== Exercise A ==
In the thread on upper semi-continuity, what does the asker say they are not familiar with?

== Quoted passage ==
┏━━
Exercise from book:
Let $\left(f_{k}\right)_{k=1}^{\infty}$ be a sequence of functions and suppose that they are all upper semi-continuous at $x_{0}$. Define the function $g$ by $g(x)=\inf _{1 \leq k<\infty} f_{k}(x)$. Show that $g$ is upper semi-continuous at $x_{0}$.
My attempt: By definition of upper semi continuity we have
$\lvert x-x_0\rvert \Longrightarrow f_{k}(x) < f_{k}(x_0)+\varepsilon$
$ \inf f_{k}(x) < f_{k}(x_0)+\varepsilon$
I think it completes the proof. Is it right or I missing something?????
I am not familiar with topology. so I am interested in only real analysis terms
Let $\varepsilon > 0$ and $g(x) = \inf_{k \in \mathbb N} f_k(x)$. Therefore, there exists $k_0 \in \mathbb N$ with $$f_{k_0}(x_0) - g(x_0) < \frac{\varepsilon}{2}.$$ Moreover, for such a $k_0$, there is $\delta_{k_0}> 0$ with the property that $$|x - x_0| < \delta_{k_{0}} \quad \Rightarrow \quad f_{k_0}(x) < f_{k_0}(x_0) + \frac{\varepsilon}{2}.$$ We deduce that, if $|x - x_0| < \delta_{k_0}$, $$g(x) \le f_{k_0}(x) < f_{k_0}(x_0) + \frac{\varepsilon}{2} < g(x_0) + \varepsilon.$$
┗━━
== Exercise B ==
Reproduce the entries from the first one through the line that contains "y-tick-label: 15 000", both included, substituting "month-label" for every occurrence of "x-tick-label" and leaving everything else as it stands. Provide only those lines.

== A sequence of records ==
┏━━
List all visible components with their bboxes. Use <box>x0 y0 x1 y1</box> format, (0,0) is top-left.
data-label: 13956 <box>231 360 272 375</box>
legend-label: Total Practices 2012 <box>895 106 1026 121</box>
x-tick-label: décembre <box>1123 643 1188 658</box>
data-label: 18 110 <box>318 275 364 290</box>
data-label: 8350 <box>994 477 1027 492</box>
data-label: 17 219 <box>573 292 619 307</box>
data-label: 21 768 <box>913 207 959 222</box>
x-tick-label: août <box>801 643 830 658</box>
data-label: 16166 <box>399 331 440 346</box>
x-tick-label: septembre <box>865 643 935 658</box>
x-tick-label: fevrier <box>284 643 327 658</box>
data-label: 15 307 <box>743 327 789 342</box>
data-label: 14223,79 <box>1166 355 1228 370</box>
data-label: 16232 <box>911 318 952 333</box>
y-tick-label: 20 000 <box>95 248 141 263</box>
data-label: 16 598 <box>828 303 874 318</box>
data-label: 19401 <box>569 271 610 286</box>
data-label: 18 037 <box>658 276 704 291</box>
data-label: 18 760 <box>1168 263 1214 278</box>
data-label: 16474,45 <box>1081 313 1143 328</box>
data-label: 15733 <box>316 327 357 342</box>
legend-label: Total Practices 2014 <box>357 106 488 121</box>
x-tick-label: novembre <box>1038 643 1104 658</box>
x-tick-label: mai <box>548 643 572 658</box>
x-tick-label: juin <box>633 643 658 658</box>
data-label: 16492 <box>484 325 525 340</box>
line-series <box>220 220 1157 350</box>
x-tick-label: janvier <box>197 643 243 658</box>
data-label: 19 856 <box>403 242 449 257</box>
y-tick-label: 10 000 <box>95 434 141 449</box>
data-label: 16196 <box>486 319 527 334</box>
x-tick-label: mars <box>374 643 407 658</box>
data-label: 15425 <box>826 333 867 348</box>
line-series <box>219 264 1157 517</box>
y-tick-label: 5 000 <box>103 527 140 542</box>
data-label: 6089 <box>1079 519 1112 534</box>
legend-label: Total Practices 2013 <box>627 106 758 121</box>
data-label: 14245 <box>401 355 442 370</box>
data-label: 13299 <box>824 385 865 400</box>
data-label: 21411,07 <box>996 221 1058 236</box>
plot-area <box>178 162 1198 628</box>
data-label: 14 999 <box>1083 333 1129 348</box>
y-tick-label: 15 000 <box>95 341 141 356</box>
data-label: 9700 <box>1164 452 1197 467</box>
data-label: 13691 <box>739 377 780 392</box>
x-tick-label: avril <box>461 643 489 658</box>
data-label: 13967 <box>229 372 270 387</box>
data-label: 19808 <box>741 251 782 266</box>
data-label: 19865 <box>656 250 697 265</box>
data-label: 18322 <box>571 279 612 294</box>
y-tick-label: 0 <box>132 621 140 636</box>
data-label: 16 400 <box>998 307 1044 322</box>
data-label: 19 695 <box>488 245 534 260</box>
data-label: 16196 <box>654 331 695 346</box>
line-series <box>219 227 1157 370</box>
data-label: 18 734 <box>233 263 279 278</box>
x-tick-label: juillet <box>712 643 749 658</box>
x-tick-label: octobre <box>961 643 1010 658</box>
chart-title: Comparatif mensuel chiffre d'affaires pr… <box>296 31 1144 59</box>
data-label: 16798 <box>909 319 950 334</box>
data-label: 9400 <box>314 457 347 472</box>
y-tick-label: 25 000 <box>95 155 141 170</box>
┗━━
== Right answer A ==
Topology.

== Right answer B ==
List all visible components with their bboxes. Use <box>x0 y0 x1 y1</box> format, (0,0) is top-left.
data-label: 13956 <box>231 360 272 375</box>
legend-label: Total Practices 2012 <box>895 106 1026 121</box>
month-label: décembre <box>1123 643 1188 658</box>
data-label: 18 110 <box>318 275 364 290</box>
data-label: 8350 <box>994 477 1027 492</box>
data-label: 17 219 <box>573 292 619 307</box>
data-label: 21 768 <box>913 207 959 222</box>
month-label: août <box>801 643 830 658</box>
data-label: 16166 <box>399 331 440 346</box>
month-label: septembre <box>865 643 935 658</box>
month-label: fevrier <box>284 643 327 658</box>
data-label: 15 307 <box>743 327 789 342</box>
data-label: 14223,79 <box>1166 355 1228 370</box>
data-label: 16232 <box>911 318 952 333</box>
y-tick-label: 20 000 <box>95 248 141 263</box>
data-label: 16 598 <box>828 303 874 318</box>
data-label: 19401 <box>569 271 610 286</box>
data-label: 18 037 <box>658 276 704 291</box>
data-label: 18 760 <box>1168 263 1214 278</box>
data-label: 16474,45 <box>1081 313 1143 328</box>
data-label: 15733 <box>316 327 357 342</box>
legend-label: Total Practices 2014 <box>357 106 488 121</box>
month-label: novembre <box>1038 643 1104 658</box>
month-label: mai <box>548 643 572 658</box>
month-label: juin <box>633 643 658 658</box>
data-label: 16492 <box>484 325 525 340</box>
line-series <box>220 220 1157 350</box>
month-label: janvier <box>197 643 243 658</box>
data-label: 19 856 <box>403 242 449 257</box>
y-tick-label: 10 000 <box>95 434 141 449</box>
data-label: 16196 <box>486 319 527 334</box>
month-label: mars <box>374 643 407 658</box>
data-label: 15425 <box>826 333 867 348</box>
line-series <box>219 264 1157 517</box>
y-tick-label: 5 000 <box>103 527 140 542</box>
data-label: 6089 <box>1079 519 1112 534</box>
legend-label: Total Practices 2013 <box>627 106 758 121</box>
data-label: 14245 <box>401 355 442 370</box>
data-label: 13299 <box>824 385 865 400</box>
data-label: 21411,07 <box>996 221 1058 236</box>
plot-area <box>178 162 1198 628</box>
data-label: 14 999 <box>1083 333 1129 348</box>
y-tick-label: 15 000 <box>95 341 141 356</box>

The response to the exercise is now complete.